Copy out each line exactly as it appears.

Stored items:

↓↓↓

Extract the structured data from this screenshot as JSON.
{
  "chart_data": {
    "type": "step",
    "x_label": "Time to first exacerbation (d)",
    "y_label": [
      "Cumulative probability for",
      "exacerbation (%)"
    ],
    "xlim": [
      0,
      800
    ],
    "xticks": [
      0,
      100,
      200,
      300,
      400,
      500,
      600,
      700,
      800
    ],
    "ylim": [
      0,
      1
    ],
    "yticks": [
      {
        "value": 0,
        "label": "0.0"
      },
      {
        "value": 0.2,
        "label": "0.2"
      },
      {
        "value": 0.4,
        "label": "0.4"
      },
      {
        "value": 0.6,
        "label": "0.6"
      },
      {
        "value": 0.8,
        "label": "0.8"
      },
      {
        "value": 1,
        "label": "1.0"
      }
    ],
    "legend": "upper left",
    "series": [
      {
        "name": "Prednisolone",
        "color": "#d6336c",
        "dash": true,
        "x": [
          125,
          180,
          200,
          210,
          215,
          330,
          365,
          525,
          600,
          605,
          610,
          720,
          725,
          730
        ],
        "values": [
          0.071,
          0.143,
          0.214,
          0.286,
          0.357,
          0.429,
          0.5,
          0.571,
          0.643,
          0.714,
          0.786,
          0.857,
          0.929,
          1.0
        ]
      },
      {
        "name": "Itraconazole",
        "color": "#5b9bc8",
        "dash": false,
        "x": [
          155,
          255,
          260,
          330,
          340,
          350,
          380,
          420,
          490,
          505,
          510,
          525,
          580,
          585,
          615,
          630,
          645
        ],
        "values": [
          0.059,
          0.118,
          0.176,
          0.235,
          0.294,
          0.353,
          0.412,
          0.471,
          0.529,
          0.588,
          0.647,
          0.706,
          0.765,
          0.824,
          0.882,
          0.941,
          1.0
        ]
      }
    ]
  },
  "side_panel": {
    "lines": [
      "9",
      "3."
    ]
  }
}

↑↑↑

TASK RESULT:
Extract the structured data from this screenshot as JSON.
{
  "chart_data": {
    "type": "step",
    "x_label": "Time to first exacerbation (d)",
    "y_label": [
      "Cumulative probability for",
      "exacerbation (%)"
    ],
    "xlim": [
      0,
      800
    ],
    "xticks": [
      0,
      100,
      200,
      300,
      400,
      500,
      600,
      700,
      800
    ],
    "ylim": [
      0,
      1
    ],
    "yticks": [
      {
        "value": 0,
        "label": "0.0"
      },
      {
        "value": 0.2,
        "label": "0.2"
      },
      {
        "value": 0.4,
        "label": "0.4"
      },
      {
        "value": 0.6,
        "label": "0.6"
      },
      {
        "value": 0.8,
        "label": "0.8"
      },
      {
        "value": 1,
        "label": "1.0"
      }
    ],
    "legend": "upper left",
    "series": [
      {
        "name": "Prednisolone",
        "color": "#d6336c",
        "dash": true,
        "x": [
          125,
          180,
          200,
          210,
          215,
          330,
          365,
          525,
          600,
          605,
          610,
          720,
          725,
          730
        ],
        "values": [
          0.071,
          0.143,
          0.214,
          0.286,
          0.357,
          0.429,
          0.5,
          0.571,
          0.643,
          0.714,
          0.786,
          0.857,
          0.929,
          1.0
        ]
      },
      {
        "name": "Itraconazole",
        "color": "#5b9bc8",
        "dash": false,
        "x": [
          155,
          255,
          260,
          330,
          340,
          350,
          380,
          420,
          490,
          505,
          510,
          525,
          580,
          585,
          615,
          630,
          645
        ],
        "values": [
          0.059,
          0.118,
          0.176,
          0.235,
          0.294,
          0.353,
          0.412,
          0.471,
          0.529,
          0.588,
          0.647,
          0.706,
          0.765,
          0.824,
          0.882,
          0.941,
          1.0
        ]
      }
    ]
  },
  "side_panel": {
    "lines": [
      "9",
      "3."
    ]
  }
}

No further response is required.